*GIVEN INFORMATION*.
____
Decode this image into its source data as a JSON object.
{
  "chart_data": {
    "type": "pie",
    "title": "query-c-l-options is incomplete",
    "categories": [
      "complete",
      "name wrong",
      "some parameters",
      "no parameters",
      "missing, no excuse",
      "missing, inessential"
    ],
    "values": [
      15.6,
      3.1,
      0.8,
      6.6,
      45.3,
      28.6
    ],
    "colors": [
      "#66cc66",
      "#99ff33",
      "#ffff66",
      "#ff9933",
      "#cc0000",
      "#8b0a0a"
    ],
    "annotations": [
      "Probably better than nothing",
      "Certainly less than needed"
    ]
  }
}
____
*DIRECTIONS*. Please restate the whole listing word for word.

*SOLUTION FOR THIS EXERCISE*.
Decode this image into its source data as a JSON object.
{
  "chart_data": {
    "type": "pie",
    "title": "query-c-l-options is incomplete",
    "categories": [
      "complete",
      "name wrong",
      "some parameters",
      "no parameters",
      "missing, no excuse",
      "missing, inessential"
    ],
    "values": [
      15.6,
      3.1,
      0.8,
      6.6,
      45.3,
      28.6
    ],
    "colors": [
      "#66cc66",
      "#99ff33",
      "#ffff66",
      "#ff9933",
      "#cc0000",
      "#8b0a0a"
    ],
    "annotations": [
      "Probably better than nothing",
      "Certainly less than needed"
    ]
  }
}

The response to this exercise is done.